Exercise
Across the material below, how many lines contain the word "初中物理在线"? Give only the number.

Source data
^^^^^^^^^^^^^^^^

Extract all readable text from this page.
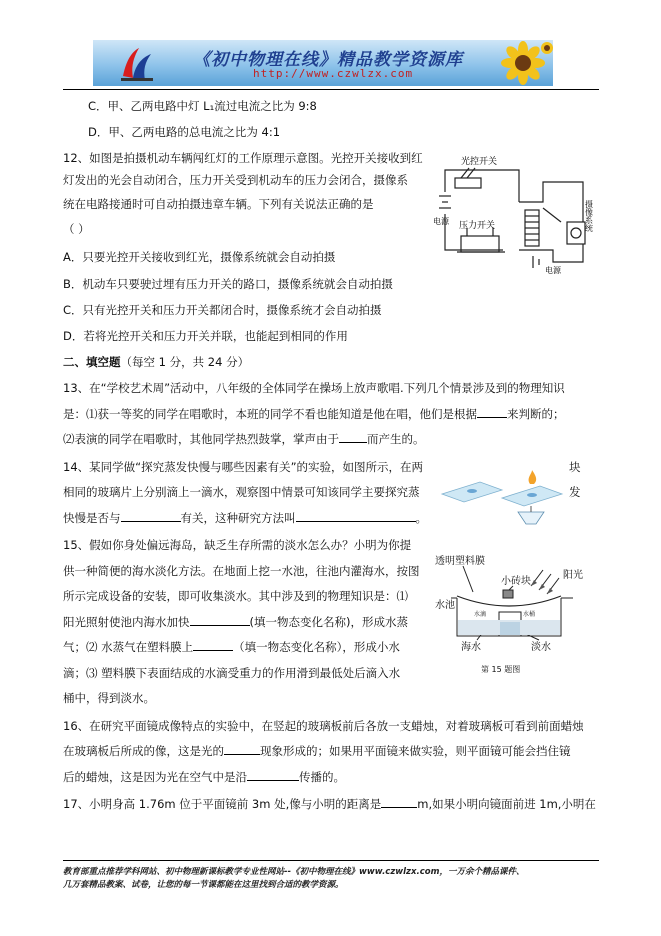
《初中物理在线》精品教学资源库
http://www.czwlzx.com
C．甲、乙两电路中灯 L₁流过电流之比为 9:8
D．甲、乙两电路的总电流之比为 4:1
12、如图是拍摄机动车辆闯红灯的工作原理示意图。光控开关接收到红
灯发出的光会自动闭合，压力开关受到机动车的压力会闭合，摄像系
统在电路接通时可自动拍摄违章车辆。下列有关说法正确的是
（ ）
A．只要光控开关接收到红光，摄像系统就会自动拍摄
B．机动车只要驶过埋有压力开关的路口，摄像系统就会自动拍摄
C．只有光控开关和压力开关都闭合时，摄像系统才会自动拍摄
D．若将光控开关和压力开关并联，也能起到相同的作用
光控开关
压力开关
电源
电源
摄像系统
二、填空题（每空 1 分，共 24 分）
13、在“学校艺术周”活动中，八年级的全体同学在操场上放声歌唱.下列几个情景涉及到的物理知识
是：⑴获一等奖的同学在唱歌时，本班的同学不看也能知道是他在唱，他们是根据	来判断的；
⑵表演的同学在唱歌时，其他同学热烈鼓掌，掌声由于 而产生的。
14、某同学做“探究蒸发快慢与哪些因素有关”的实验，如图所示，在两	块
相同的玻璃片上分别滴上一滴水，观察图中情景可知该同学主要探究蒸	发
快慢是否与	有关，这种研究方法叫	。
15、假如你身处偏远海岛，缺乏生存所需的淡水怎么办？小明为你提
供一种简便的海水淡化方法。在地面上挖一水池，往池内灌海水，按图
所示完成设备的安装，即可收集淡水。其中涉及到的物理知识是：⑴
阳光照射使池内海水加快	(填一物态变化名称)，形成水蒸
气；⑵ 水蒸气在塑料膜上	（填一物态变化名称），形成小水
滴；⑶ 塑料膜下表面结成的水滴受重力的作用滑到最低处后滴入水
桶中，得到淡水。
透明塑料膜
小砖块
阳光
水池
水滴	水桶
海水	淡水
第 15 题图
16、在研究平面镜成像特点的实验中，在竖起的玻璃板前后各放一支蜡烛，对着玻璃板可看到前面蜡烛
在玻璃板后所成的像，这是光的	现象形成的；如果用平面镜来做实验，则平面镜可能会挡住镜
后的蜡烛，这是因为光在空气中是沿	传播的。
17、小明身高 1.76m 位于平面镜前 3m 处,像与小明的距离是	m,如果小明向镜面前进 1m,小明在
教育部重点推荐学科网站、初中物理新课标教学专业性网站--《初中物理在线》www.czwlzx.com，一万余个精品课件、
几万套精品教案、试卷，让您的每一节课都能在这里找到合适的教学资源。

^^^^^^^^^^^^^^^^

Task result
2